Data for this exercise »
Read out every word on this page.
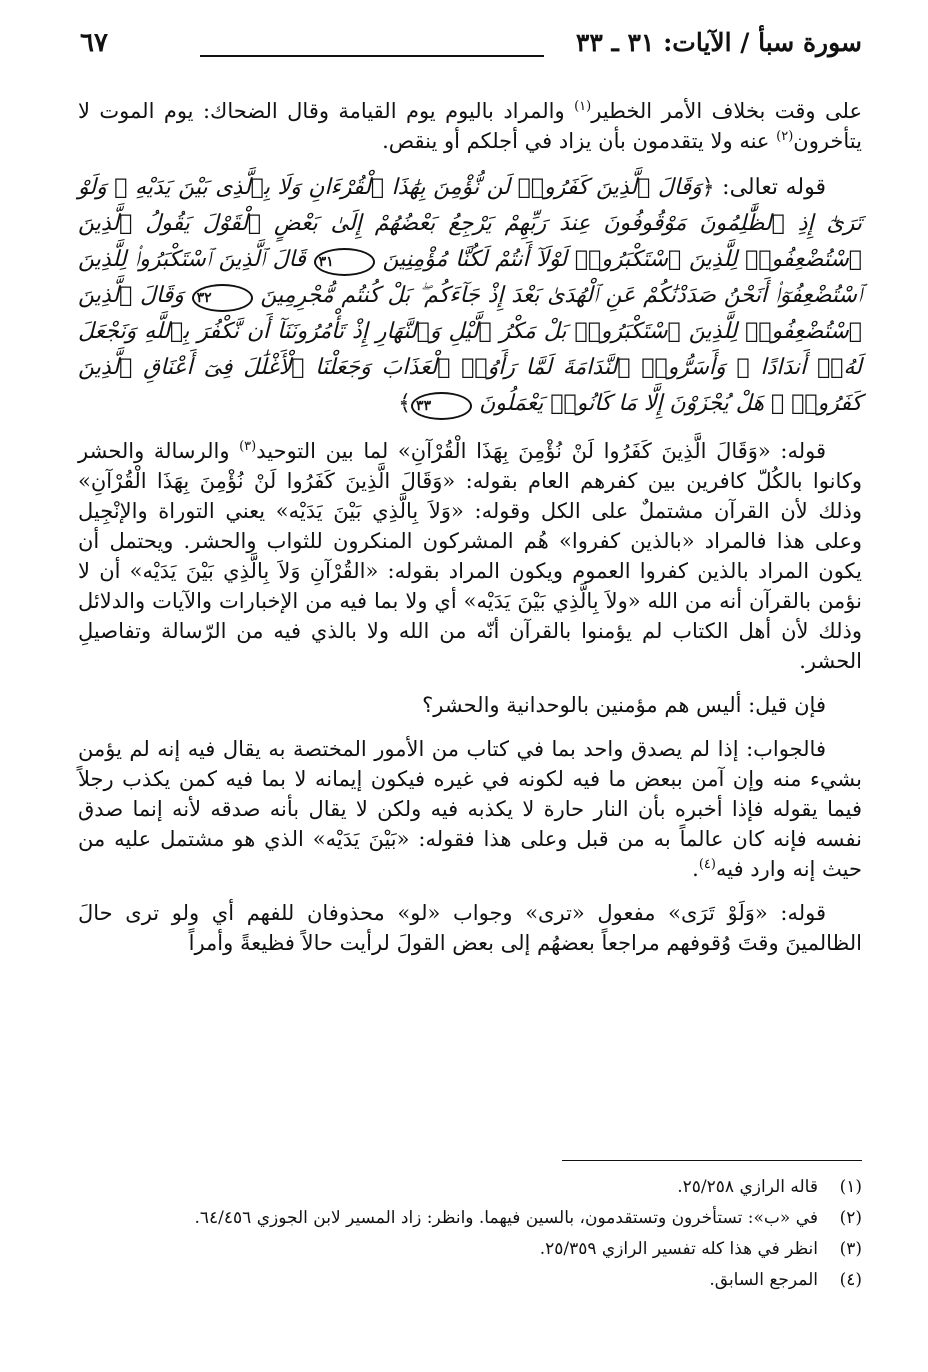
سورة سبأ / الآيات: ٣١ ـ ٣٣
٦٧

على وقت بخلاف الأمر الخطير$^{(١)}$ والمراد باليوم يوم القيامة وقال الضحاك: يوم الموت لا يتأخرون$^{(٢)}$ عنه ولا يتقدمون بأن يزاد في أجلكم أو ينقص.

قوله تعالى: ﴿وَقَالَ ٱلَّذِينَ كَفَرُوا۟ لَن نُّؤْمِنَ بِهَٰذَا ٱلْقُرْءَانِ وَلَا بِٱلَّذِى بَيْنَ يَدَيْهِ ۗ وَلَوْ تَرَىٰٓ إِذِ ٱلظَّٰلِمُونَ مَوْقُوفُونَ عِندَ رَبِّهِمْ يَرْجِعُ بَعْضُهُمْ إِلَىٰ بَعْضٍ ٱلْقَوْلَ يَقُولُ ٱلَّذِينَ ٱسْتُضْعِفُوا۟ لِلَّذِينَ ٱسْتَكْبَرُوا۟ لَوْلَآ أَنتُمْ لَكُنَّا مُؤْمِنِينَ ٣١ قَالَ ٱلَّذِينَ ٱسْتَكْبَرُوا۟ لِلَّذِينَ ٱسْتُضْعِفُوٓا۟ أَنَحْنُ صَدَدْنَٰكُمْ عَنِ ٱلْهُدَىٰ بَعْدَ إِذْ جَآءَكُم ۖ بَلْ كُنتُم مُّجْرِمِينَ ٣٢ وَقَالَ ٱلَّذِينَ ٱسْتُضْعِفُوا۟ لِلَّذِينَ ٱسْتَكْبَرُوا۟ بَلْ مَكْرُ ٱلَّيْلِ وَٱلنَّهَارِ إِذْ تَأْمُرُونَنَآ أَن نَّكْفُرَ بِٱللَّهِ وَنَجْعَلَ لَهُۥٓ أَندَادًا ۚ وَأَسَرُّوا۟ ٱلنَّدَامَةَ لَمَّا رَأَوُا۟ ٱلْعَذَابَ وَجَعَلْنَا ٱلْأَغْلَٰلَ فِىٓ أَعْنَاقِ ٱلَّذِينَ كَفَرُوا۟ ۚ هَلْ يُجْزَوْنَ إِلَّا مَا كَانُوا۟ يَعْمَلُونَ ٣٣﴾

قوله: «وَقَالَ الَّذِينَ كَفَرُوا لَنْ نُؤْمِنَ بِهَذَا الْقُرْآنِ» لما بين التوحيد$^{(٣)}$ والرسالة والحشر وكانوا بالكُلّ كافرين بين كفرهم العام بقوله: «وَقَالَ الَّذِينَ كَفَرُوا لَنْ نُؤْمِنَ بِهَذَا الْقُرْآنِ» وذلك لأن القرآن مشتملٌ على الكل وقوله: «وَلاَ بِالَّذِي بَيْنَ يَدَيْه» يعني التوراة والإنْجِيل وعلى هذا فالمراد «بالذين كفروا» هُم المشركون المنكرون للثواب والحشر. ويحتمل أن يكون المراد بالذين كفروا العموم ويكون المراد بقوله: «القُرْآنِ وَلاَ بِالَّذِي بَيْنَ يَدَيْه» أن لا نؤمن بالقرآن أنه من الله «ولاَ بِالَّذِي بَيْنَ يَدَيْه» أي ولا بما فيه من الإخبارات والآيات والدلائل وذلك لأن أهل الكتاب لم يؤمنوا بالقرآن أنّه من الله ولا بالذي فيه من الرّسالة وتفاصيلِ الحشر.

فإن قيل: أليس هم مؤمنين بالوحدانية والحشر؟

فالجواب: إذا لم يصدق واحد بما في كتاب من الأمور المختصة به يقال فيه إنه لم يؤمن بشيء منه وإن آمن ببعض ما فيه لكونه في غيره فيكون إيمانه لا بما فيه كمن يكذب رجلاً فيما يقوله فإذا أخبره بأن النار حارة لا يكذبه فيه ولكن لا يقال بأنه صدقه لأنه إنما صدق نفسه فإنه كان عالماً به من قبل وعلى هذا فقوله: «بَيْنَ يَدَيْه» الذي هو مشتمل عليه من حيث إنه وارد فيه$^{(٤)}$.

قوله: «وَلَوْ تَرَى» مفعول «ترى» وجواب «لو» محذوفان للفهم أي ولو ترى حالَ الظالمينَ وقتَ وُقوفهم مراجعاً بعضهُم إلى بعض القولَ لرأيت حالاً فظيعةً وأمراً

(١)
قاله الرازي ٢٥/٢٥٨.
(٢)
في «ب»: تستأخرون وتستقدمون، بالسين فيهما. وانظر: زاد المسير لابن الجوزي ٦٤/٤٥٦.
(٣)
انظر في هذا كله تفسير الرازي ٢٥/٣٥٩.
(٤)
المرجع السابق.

Task description »
Exclude the pictures and repeat every other part of the records word for word.

Written answer »
Read out every word on this page.
سورة سبأ / الآيات: ٣١ ـ ٣٣
٦٧

على وقت بخلاف الأمر الخطير$^{(١)}$ والمراد باليوم يوم القيامة وقال الضحاك: يوم الموت لا يتأخرون$^{(٢)}$ عنه ولا يتقدمون بأن يزاد في أجلكم أو ينقص.

قوله تعالى: ﴿وَقَالَ ٱلَّذِينَ كَفَرُوا۟ لَن نُّؤْمِنَ بِهَٰذَا ٱلْقُرْءَانِ وَلَا بِٱلَّذِى بَيْنَ يَدَيْهِ ۗ وَلَوْ تَرَىٰٓ إِذِ ٱلظَّٰلِمُونَ مَوْقُوفُونَ عِندَ رَبِّهِمْ يَرْجِعُ بَعْضُهُمْ إِلَىٰ بَعْضٍ ٱلْقَوْلَ يَقُولُ ٱلَّذِينَ ٱسْتُضْعِفُوا۟ لِلَّذِينَ ٱسْتَكْبَرُوا۟ لَوْلَآ أَنتُمْ لَكُنَّا مُؤْمِنِينَ ٣١ قَالَ ٱلَّذِينَ ٱسْتَكْبَرُوا۟ لِلَّذِينَ ٱسْتُضْعِفُوٓا۟ أَنَحْنُ صَدَدْنَٰكُمْ عَنِ ٱلْهُدَىٰ بَعْدَ إِذْ جَآءَكُم ۖ بَلْ كُنتُم مُّجْرِمِينَ ٣٢ وَقَالَ ٱلَّذِينَ ٱسْتُضْعِفُوا۟ لِلَّذِينَ ٱسْتَكْبَرُوا۟ بَلْ مَكْرُ ٱلَّيْلِ وَٱلنَّهَارِ إِذْ تَأْمُرُونَنَآ أَن نَّكْفُرَ بِٱللَّهِ وَنَجْعَلَ لَهُۥٓ أَندَادًا ۚ وَأَسَرُّوا۟ ٱلنَّدَامَةَ لَمَّا رَأَوُا۟ ٱلْعَذَابَ وَجَعَلْنَا ٱلْأَغْلَٰلَ فِىٓ أَعْنَاقِ ٱلَّذِينَ كَفَرُوا۟ ۚ هَلْ يُجْزَوْنَ إِلَّا مَا كَانُوا۟ يَعْمَلُونَ ٣٣﴾

قوله: «وَقَالَ الَّذِينَ كَفَرُوا لَنْ نُؤْمِنَ بِهَذَا الْقُرْآنِ» لما بين التوحيد$^{(٣)}$ والرسالة والحشر وكانوا بالكُلّ كافرين بين كفرهم العام بقوله: «وَقَالَ الَّذِينَ كَفَرُوا لَنْ نُؤْمِنَ بِهَذَا الْقُرْآنِ» وذلك لأن القرآن مشتملٌ على الكل وقوله: «وَلاَ بِالَّذِي بَيْنَ يَدَيْه» يعني التوراة والإنْجِيل وعلى هذا فالمراد «بالذين كفروا» هُم المشركون المنكرون للثواب والحشر. ويحتمل أن يكون المراد بالذين كفروا العموم ويكون المراد بقوله: «القُرْآنِ وَلاَ بِالَّذِي بَيْنَ يَدَيْه» أن لا نؤمن بالقرآن أنه من الله «ولاَ بِالَّذِي بَيْنَ يَدَيْه» أي ولا بما فيه من الإخبارات والآيات والدلائل وذلك لأن أهل الكتاب لم يؤمنوا بالقرآن أنّه من الله ولا بالذي فيه من الرّسالة وتفاصيلِ الحشر.

فإن قيل: أليس هم مؤمنين بالوحدانية والحشر؟

فالجواب: إذا لم يصدق واحد بما في كتاب من الأمور المختصة به يقال فيه إنه لم يؤمن بشيء منه وإن آمن ببعض ما فيه لكونه في غيره فيكون إيمانه لا بما فيه كمن يكذب رجلاً فيما يقوله فإذا أخبره بأن النار حارة لا يكذبه فيه ولكن لا يقال بأنه صدقه لأنه إنما صدق نفسه فإنه كان عالماً به من قبل وعلى هذا فقوله: «بَيْنَ يَدَيْه» الذي هو مشتمل عليه من حيث إنه وارد فيه$^{(٤)}$.

قوله: «وَلَوْ تَرَى» مفعول «ترى» وجواب «لو» محذوفان للفهم أي ولو ترى حالَ الظالمينَ وقتَ وُقوفهم مراجعاً بعضهُم إلى بعض القولَ لرأيت حالاً فظيعةً وأمراً

(١)
قاله الرازي ٢٥/٢٥٨.
(٢)
في «ب»: تستأخرون وتستقدمون، بالسين فيهما. وانظر: زاد المسير لابن الجوزي ٦٤/٤٥٦.
(٣)
انظر في هذا كله تفسير الرازي ٢٥/٣٥٩.
(٤)
المرجع السابق.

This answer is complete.